Exercise task |
Among the lines listed below, count those that include the string "text", and state only the count.

(Stored data entries)
□ □ □ □

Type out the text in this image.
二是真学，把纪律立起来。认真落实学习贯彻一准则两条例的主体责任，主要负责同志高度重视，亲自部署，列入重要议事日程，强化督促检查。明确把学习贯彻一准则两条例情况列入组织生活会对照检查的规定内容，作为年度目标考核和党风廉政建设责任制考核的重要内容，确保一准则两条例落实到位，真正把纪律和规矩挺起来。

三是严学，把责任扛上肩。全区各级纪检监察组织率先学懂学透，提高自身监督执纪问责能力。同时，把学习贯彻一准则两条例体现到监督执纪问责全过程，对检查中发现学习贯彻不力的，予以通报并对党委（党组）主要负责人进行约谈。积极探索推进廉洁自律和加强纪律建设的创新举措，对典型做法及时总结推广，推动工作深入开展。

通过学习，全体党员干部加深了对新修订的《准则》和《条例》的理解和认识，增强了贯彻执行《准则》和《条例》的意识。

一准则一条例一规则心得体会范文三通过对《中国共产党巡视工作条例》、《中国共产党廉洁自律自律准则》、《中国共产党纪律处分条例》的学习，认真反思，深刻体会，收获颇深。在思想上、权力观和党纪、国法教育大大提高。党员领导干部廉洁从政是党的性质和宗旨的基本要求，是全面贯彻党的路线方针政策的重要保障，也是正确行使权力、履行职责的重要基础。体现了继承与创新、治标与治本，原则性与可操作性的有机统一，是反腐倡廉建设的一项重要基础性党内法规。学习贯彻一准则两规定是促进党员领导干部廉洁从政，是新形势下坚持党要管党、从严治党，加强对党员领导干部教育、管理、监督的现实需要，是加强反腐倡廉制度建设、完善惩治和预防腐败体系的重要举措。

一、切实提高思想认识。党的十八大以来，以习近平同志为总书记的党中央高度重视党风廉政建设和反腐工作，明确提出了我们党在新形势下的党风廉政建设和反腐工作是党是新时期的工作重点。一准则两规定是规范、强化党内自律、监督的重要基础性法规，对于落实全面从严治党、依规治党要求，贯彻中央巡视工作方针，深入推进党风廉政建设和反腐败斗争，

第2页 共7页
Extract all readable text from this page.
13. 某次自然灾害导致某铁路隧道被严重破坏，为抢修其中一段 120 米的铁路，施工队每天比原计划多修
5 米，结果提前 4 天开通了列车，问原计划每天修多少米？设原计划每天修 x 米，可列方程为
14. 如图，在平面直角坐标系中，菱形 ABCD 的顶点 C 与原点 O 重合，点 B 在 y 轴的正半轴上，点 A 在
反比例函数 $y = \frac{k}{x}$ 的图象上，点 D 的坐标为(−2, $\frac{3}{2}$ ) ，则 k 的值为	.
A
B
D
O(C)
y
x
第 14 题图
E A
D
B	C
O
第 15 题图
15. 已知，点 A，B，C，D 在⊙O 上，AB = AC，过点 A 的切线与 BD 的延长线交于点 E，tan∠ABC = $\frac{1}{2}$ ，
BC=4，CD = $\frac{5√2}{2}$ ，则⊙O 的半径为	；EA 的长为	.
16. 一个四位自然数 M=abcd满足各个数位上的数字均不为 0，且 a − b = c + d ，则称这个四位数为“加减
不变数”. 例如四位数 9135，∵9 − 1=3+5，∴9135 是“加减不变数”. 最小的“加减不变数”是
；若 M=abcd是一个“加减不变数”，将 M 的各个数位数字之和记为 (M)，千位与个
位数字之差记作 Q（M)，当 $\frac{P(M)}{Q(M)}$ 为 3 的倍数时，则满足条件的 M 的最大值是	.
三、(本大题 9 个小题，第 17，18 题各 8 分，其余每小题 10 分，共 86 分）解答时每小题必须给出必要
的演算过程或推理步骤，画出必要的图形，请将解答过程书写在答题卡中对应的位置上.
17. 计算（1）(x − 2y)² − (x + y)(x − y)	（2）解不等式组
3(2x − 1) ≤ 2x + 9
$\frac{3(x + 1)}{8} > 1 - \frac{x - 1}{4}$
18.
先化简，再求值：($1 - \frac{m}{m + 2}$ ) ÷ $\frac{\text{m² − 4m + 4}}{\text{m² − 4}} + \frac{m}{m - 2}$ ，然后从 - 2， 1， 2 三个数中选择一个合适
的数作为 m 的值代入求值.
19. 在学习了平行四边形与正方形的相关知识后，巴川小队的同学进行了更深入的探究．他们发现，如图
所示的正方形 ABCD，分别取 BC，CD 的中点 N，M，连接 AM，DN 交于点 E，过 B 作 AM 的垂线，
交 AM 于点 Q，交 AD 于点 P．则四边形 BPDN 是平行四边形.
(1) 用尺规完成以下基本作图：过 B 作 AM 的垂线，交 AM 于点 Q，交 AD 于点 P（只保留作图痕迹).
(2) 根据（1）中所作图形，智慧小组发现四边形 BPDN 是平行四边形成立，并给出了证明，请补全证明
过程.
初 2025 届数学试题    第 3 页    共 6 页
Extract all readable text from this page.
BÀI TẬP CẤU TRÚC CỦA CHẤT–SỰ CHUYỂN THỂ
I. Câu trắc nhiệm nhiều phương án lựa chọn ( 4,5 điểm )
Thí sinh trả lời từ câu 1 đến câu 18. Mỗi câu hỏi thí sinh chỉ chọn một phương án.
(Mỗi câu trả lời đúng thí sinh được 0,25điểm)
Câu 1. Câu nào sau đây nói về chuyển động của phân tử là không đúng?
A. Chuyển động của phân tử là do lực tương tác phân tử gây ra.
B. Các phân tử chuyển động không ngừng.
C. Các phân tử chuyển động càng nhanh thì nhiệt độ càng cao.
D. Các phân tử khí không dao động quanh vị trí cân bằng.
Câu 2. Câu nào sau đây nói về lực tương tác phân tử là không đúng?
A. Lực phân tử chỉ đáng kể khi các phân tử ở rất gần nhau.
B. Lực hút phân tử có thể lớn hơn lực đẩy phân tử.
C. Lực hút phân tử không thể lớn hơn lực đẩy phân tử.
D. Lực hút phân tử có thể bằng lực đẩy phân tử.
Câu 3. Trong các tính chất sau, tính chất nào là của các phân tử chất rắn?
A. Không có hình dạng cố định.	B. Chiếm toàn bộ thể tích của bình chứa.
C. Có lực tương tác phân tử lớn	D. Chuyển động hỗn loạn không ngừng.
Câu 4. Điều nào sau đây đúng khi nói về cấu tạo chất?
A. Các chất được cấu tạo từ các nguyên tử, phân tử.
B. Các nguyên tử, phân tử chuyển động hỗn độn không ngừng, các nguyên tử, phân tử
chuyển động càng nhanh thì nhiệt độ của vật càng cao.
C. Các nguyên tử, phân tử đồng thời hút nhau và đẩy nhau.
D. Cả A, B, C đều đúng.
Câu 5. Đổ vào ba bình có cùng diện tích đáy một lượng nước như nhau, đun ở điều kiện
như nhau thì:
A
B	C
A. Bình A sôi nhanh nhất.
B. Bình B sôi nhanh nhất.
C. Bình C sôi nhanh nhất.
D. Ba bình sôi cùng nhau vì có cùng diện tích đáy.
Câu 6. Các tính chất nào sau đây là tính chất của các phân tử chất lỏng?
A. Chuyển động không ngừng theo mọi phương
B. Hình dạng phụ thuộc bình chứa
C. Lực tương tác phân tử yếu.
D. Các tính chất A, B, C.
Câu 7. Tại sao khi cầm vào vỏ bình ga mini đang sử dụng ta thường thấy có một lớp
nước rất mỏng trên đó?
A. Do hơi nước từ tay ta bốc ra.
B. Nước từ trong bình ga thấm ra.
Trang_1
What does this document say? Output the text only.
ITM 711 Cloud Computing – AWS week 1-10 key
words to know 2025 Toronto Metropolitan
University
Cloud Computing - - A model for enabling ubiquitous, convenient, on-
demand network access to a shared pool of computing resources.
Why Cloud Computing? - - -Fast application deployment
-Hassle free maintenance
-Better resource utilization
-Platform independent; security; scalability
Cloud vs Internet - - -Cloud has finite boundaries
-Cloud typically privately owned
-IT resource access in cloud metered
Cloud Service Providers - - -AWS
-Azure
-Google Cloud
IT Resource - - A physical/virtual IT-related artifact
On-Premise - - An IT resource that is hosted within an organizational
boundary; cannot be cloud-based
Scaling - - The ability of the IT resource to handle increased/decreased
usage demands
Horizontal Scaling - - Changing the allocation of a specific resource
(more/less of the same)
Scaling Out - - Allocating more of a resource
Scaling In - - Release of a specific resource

□ □ □ □

The completed task |
5